▸ Perintah 1
Menurut kutipan pilihan, jhana keempat Sotapattimaggacittam timbul bersama dengan apa?

▸ Kutipan pilihan

════════════════════

Citta atau Phala Citta yang berjumlah empat atau dua puluh jenis itu juga
terdiri atas:
1.
Sotapatti-phala-citta, yang
terdiri atas lima
tingkatan jhana.
2.
Sakadagami-phala-citta, yang
terdiri atas lima
tingkatan jhana.
3.
Anagami-magga-citta, yang
terdiri atas lima
tingkatan jhana.
4.
Arahatta-phala-citta, yang
terdiri atas lima
tingkatan jhana.
Sotapatti-magga-citta
terdiri atas lima
tingkatan jhana, yaitu:
1.
Vitakka, vicara, piti, sukha,
ekaggatasahitam, pathamajjhana Sotapattimaggacittam, yang berarti kesadaran
atau pikiran baik Sotapattimagga dari jhana pertama yang timbul bersama dengan
vitakka, vicara, piti, sukha, dan ekaggata.
2.
Vicara, piti, sukha,
ekaggatasahitam, dutiyajjhana Sotapattimaggacittam, yang berarti kesadaran atau
pikiran baik Sotapattimagga dari jhana kedua yang timbul bersama dengan vicara,
piti, sukha, dan ekaggata.
3.
Piti, sukha, ekaggatasahitam,
tatiyajjhana Sotapattimaggacittam, yang berarti kesadaran atau pikiran baik
Sotapattimagga dari jhana ketiga yang timbul bersama dengan piti, sukha, dan
ekaggata.
4.
Sukha, ekaggatasahitam,
catutthajjhana Sotapattimaggacittam, yang berarti kesadaran atau pikiran baik
Sotapattimagga dari jhana keempat yang timbul bersama dengan sukha dan
ekaggata.
5.

════════════════════

Rekaman hasil ekstraksi:
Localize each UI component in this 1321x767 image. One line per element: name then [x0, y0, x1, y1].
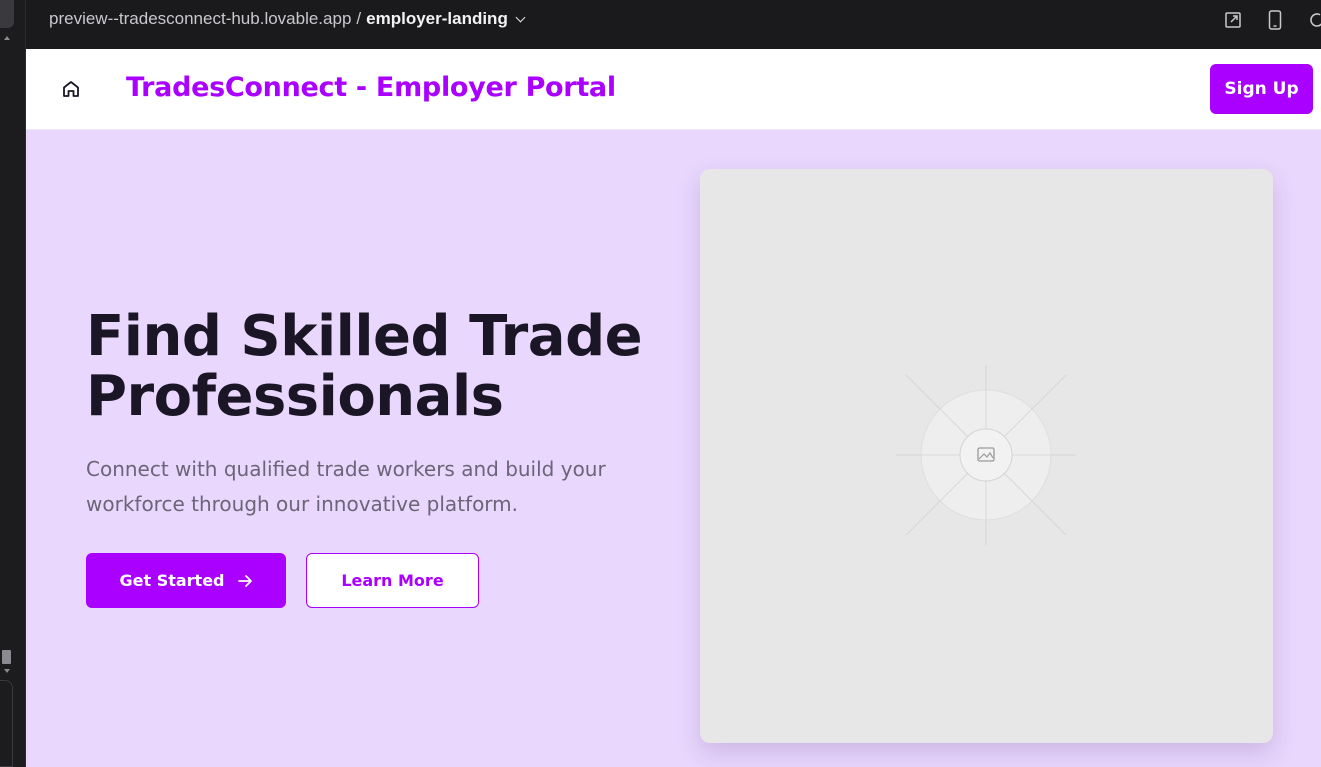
mobile-preview-icon[interactable]	[1264, 9, 1286, 31]
home-icon[interactable]	[60, 78, 82, 100]
sign-up-button[interactable]: Sign Up	[1210, 64, 1313, 114]
get-started-label: Get Started	[119, 571, 225, 590]
arrow-right-icon	[237, 574, 252, 587]
scrollbar-thumb[interactable]	[2, 650, 11, 664]
app-viewport: TradesConnect - Employer Portal Sign Up …	[26, 49, 1321, 767]
url-route: employer-landing	[366, 9, 508, 28]
refresh-icon[interactable]	[1306, 9, 1321, 31]
image-placeholder-icon	[896, 365, 1076, 545]
scroll-down-arrow-icon[interactable]	[4, 669, 10, 673]
panel-frame	[0, 680, 13, 767]
scroll-up-arrow-icon[interactable]	[4, 36, 10, 40]
preview-url-bar: preview--tradesconnect-hub.lovable.app /…	[26, 0, 1321, 49]
url-separator: /	[356, 9, 362, 28]
url-host: preview--tradesconnect-hub.lovable.app	[49, 9, 352, 28]
brand-title[interactable]: TradesConnect - Employer Portal	[126, 72, 616, 103]
hero-heading: Find Skilled Trade Professionals	[86, 304, 643, 429]
url-display[interactable]: preview--tradesconnect-hub.lovable.app /…	[49, 9, 526, 29]
hero-image-placeholder	[700, 169, 1273, 743]
get-started-button[interactable]: Get Started	[86, 553, 286, 608]
site-header: TradesConnect - Employer Portal Sign Up	[26, 49, 1321, 130]
open-external-icon[interactable]	[1222, 9, 1244, 31]
hero-subtitle: Connect with qualified trade workers and…	[86, 457, 606, 516]
panel-tab[interactable]	[0, 0, 14, 28]
editor-side-panel	[0, 0, 26, 767]
route-dropdown-chevron-icon[interactable]	[515, 12, 526, 22]
learn-more-button[interactable]: Learn More	[306, 553, 479, 608]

════════════════════

▸ Perintah 2
Sajikan baris-baris rekaman, mulai dari baris yang memuat "9, 1286, 31]" dan berakhir pada baris yang memuat "0, 26, 767]", sebagai daftar JSON berisi string dengan satu string untuk setiap baris, tanpa baris kosong.

▸ Hasil yang benar 1
Sukha dan ekaggata.

▸ Hasil yang benar 2
[
  "mobile-preview-icon[interactable]\t[1264, 9, 1286, 31]",
  "home-icon[interactable]\t[60, 78, 82, 100]",
  "sign-up-button[interactable]: Sign Up\t[1210, 64, 1313, 114]",
  "get-started-label: Get Started\t[119, 571, 225, 590]",
  "arrow-right-icon\t[237, 574, 252, 587]",
  "scrollbar-thumb[interactable]\t[2, 650, 11, 664]",
  "app-viewport: TradesConnect - Employer Portal Sign Up …\t[26, 49, 1321, 767]",
  "url-route: employer-landing\t[366, 9, 508, 28]",
  "refresh-icon[interactable]\t[1306, 9, 1321, 31]",
  "image-placeholder-icon\t[896, 365, 1076, 545]",
  "scroll-down-arrow-icon[interactable]\t[4, 669, 10, 673]",
  "panel-frame\t[0, 680, 13, 767]",
  "scroll-up-arrow-icon[interactable]\t[4, 36, 10, 40]",
  "preview-url-bar: preview--tradesconnect-hub.lovable.app /…\t[26, 0, 1321, 49]",
  "url-separator: /\t[356, 9, 362, 28]",
  "url-host: preview--tradesconnect-hub.lovable.app\t[49, 9, 352, 28]",
  "brand-title[interactable]: TradesConnect - Employer Portal\t[126, 72, 616, 103]",
  "hero-heading: Find Skilled Trade Professionals\t[86, 304, 643, 429]",
  "url-display[interactable]: preview--tradesconnect-hub.lovable.app /…\t[49, 9, 526, 29]",
  "hero-image-placeholder\t[700, 169, 1273, 743]",
  "get-started-button[interactable]: Get Started\t[86, 553, 286, 608]",
  "site-header: TradesConnect - Employer Portal Sign Up\t[26, 49, 1321, 130]",
  "open-external-icon[interactable]\t[1222, 9, 1244, 31]",
  "hero-subtitle: Connect with qualified trade workers and…\t[86, 457, 606, 516]",
  "panel-tab[interactable]\t[0, 0, 14, 28]",
  "editor-side-panel\t[0, 0, 26, 767]"
]